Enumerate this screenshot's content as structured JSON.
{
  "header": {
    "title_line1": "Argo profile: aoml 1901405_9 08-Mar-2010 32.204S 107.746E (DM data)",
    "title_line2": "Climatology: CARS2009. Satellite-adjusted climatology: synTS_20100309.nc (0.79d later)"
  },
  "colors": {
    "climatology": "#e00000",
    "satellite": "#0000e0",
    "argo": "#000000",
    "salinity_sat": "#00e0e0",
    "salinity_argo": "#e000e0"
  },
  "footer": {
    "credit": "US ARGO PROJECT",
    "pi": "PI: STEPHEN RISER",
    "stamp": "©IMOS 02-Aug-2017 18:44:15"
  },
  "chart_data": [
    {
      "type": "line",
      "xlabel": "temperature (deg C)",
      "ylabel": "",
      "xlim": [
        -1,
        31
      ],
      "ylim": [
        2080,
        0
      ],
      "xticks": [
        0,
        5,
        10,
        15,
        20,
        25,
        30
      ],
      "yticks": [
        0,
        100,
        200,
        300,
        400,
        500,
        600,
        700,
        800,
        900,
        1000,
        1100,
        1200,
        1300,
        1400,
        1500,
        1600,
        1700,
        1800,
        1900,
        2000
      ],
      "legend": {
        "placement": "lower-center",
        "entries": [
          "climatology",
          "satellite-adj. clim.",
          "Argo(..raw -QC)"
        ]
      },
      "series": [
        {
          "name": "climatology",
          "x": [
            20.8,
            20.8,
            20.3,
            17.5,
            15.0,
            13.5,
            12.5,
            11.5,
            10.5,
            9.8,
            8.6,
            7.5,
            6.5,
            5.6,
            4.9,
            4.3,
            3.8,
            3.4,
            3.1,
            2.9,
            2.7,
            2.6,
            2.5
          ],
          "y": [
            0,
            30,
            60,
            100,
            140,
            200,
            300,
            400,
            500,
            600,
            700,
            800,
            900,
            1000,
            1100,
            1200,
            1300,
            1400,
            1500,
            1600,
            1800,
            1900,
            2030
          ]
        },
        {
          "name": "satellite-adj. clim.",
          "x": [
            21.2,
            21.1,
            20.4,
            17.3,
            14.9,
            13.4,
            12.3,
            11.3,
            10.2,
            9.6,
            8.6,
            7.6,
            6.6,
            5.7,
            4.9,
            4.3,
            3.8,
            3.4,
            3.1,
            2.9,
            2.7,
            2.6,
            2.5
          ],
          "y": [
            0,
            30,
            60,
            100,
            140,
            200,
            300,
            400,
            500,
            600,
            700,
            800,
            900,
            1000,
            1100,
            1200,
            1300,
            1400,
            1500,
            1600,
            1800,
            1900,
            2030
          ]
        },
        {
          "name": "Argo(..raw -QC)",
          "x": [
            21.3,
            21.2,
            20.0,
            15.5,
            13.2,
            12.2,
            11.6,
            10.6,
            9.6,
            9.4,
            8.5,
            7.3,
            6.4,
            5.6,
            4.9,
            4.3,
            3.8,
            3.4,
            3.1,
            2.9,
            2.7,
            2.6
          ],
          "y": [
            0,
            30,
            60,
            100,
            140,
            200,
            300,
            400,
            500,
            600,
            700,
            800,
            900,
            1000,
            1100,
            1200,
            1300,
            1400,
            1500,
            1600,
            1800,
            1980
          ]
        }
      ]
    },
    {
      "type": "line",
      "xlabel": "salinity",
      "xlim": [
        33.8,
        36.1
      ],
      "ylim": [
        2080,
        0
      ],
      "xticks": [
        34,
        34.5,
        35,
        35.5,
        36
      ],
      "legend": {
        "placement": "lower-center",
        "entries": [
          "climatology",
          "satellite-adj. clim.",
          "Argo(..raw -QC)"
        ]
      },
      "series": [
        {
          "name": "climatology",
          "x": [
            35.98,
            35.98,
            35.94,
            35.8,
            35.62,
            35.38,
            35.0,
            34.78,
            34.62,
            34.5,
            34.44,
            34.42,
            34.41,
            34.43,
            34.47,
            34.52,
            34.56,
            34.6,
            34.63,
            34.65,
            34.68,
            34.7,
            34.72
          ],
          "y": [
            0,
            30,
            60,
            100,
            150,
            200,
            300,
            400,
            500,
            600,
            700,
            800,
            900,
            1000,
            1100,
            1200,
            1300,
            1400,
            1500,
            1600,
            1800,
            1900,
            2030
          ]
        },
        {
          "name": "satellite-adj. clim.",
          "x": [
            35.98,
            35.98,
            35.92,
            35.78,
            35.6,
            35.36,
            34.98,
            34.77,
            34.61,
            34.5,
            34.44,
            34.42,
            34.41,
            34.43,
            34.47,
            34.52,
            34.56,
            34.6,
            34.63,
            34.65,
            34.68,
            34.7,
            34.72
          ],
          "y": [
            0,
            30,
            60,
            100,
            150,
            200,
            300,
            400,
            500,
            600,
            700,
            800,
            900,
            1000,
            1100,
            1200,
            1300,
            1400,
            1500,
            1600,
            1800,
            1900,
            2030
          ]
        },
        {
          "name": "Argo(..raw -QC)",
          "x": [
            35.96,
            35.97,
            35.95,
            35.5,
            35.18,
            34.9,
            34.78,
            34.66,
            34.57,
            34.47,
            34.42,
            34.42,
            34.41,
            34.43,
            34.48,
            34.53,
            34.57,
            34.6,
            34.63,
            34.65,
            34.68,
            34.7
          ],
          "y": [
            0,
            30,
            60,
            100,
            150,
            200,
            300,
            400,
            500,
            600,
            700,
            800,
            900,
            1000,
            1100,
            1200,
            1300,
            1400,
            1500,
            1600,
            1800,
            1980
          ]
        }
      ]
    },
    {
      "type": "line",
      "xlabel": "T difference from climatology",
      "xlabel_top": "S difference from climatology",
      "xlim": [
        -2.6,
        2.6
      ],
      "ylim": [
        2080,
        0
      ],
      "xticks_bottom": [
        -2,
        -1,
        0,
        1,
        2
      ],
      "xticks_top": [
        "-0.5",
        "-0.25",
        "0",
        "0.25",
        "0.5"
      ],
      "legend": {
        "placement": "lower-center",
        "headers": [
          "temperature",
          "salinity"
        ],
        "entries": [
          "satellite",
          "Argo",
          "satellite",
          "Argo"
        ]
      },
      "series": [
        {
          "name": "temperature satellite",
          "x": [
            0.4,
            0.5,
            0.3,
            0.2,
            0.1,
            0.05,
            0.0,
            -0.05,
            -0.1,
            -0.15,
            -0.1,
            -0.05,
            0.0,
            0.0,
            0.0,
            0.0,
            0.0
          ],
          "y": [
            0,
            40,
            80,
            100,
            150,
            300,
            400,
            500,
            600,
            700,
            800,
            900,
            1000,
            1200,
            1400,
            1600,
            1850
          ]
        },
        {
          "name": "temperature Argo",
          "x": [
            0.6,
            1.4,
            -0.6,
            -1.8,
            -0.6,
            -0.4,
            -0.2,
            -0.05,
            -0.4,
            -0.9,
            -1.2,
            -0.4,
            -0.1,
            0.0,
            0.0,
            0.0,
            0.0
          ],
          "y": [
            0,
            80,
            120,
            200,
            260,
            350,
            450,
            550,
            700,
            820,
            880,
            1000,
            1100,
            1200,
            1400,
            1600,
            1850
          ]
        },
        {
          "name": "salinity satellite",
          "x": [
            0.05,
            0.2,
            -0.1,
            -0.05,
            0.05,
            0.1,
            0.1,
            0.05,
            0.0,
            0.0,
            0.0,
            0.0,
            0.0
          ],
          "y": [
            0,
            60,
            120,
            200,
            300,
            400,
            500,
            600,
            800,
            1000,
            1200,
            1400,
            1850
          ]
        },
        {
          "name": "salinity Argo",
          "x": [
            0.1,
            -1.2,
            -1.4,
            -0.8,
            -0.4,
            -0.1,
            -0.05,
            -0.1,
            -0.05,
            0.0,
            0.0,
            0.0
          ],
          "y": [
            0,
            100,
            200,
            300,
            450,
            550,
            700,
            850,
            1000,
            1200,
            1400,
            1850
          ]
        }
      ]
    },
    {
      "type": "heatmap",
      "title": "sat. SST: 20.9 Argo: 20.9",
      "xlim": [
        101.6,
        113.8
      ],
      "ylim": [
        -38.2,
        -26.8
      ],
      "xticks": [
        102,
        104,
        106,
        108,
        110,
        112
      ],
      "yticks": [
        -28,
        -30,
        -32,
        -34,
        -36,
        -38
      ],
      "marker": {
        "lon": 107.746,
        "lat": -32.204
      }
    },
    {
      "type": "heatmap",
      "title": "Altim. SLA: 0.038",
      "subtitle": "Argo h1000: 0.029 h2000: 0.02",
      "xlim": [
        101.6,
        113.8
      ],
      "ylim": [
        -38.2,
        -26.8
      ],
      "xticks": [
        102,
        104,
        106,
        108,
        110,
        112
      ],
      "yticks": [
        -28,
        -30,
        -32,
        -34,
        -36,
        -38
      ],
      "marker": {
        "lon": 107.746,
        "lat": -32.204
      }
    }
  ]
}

_Written instruction_. Read the entries and show each line that mentions "climatology".

_The answer_.
    "title_line2": "Climatology: CARS2009. Satellite-adjusted climatology: synTS_20100309.nc (0.79d later)"
    "climatology": "#e00000",
          "climatology",
          "name": "climatology",
          "climatology",
          "name": "climatology",
      "xlabel": "T difference from climatology",
      "xlabel_top": "S difference from climatology",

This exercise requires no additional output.